[start Task input]

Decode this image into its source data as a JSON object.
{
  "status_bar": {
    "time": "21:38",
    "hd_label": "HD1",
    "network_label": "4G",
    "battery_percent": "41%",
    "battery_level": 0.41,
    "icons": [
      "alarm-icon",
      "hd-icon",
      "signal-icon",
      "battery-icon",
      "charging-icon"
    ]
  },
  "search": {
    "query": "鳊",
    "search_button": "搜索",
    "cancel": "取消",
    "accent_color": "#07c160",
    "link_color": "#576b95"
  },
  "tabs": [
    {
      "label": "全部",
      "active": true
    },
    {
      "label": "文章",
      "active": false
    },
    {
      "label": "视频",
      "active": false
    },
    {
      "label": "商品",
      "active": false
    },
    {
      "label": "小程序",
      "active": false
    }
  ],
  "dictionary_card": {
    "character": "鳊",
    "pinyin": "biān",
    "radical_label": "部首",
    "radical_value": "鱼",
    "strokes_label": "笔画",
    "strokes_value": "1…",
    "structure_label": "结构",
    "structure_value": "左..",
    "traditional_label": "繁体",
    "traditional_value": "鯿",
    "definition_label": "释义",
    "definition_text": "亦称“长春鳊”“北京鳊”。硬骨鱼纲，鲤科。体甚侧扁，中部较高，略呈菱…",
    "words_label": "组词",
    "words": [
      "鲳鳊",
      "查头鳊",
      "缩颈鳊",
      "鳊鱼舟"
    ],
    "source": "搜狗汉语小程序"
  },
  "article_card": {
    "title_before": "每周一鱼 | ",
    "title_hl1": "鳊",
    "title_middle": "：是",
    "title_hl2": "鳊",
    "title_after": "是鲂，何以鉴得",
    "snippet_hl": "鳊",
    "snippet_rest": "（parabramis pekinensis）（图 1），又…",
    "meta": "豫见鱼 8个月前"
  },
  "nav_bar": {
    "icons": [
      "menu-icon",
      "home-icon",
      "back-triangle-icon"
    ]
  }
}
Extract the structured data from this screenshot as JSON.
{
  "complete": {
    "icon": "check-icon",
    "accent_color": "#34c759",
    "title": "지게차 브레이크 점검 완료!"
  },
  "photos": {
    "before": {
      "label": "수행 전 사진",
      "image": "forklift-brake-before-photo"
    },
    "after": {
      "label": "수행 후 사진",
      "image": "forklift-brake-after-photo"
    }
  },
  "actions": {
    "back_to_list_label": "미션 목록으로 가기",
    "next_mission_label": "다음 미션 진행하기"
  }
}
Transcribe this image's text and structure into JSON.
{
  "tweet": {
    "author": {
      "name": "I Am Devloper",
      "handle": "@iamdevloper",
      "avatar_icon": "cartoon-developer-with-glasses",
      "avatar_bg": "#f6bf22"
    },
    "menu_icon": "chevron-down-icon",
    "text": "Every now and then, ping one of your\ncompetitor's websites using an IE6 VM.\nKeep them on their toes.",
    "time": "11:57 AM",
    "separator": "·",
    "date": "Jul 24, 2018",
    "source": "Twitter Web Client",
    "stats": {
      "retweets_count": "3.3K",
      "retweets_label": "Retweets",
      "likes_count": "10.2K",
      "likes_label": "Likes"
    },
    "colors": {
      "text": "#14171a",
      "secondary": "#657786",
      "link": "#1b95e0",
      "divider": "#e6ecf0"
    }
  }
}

[end Task input]

Goal: Pick out the lines containing the string "data" and show them.

Right answer:
Decode this image into its source data as a JSON object.
Extract the structured data from this screenshot as JSON.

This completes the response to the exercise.